Problem to work on ▸ Retype the records below exactly as they appear, but leave out any pictures.

Items ▸

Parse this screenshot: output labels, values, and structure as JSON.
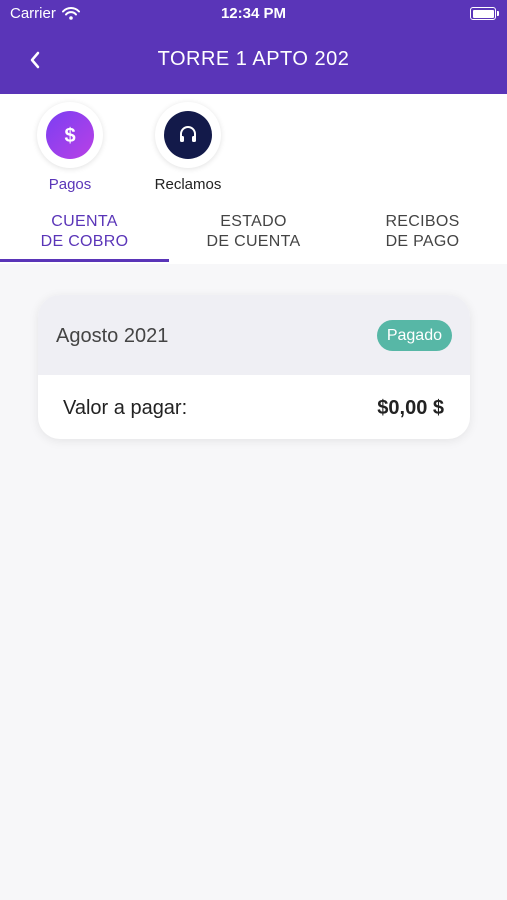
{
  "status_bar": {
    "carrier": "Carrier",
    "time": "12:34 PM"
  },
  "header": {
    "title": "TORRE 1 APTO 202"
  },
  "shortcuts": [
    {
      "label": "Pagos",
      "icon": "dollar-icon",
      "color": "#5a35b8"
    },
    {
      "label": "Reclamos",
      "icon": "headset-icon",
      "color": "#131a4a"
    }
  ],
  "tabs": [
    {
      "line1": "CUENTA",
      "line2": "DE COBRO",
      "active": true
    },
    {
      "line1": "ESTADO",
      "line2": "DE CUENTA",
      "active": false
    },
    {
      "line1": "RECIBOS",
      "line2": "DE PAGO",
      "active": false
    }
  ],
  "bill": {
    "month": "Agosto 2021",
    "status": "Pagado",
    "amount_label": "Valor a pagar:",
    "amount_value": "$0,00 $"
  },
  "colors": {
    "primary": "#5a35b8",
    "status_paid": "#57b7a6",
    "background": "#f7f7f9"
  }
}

Answer to the problem ▸
Parse this screenshot: output labels, values, and structure as JSON.
{
  "status_bar": {
    "carrier": "Carrier",
    "time": "12:34 PM"
  },
  "header": {
    "title": "TORRE 1 APTO 202"
  },
  "shortcuts": [
    {
      "label": "Pagos",
      "icon": "dollar-icon",
      "color": "#5a35b8"
    },
    {
      "label": "Reclamos",
      "icon": "headset-icon",
      "color": "#131a4a"
    }
  ],
  "tabs": [
    {
      "line1": "CUENTA",
      "line2": "DE COBRO",
      "active": true
    },
    {
      "line1": "ESTADO",
      "line2": "DE CUENTA",
      "active": false
    },
    {
      "line1": "RECIBOS",
      "line2": "DE PAGO",
      "active": false
    }
  ],
  "bill": {
    "month": "Agosto 2021",
    "status": "Pagado",
    "amount_label": "Valor a pagar:",
    "amount_value": "$0,00 $"
  },
  "colors": {
    "primary": "#5a35b8",
    "status_paid": "#57b7a6",
    "background": "#f7f7f9"
  }
}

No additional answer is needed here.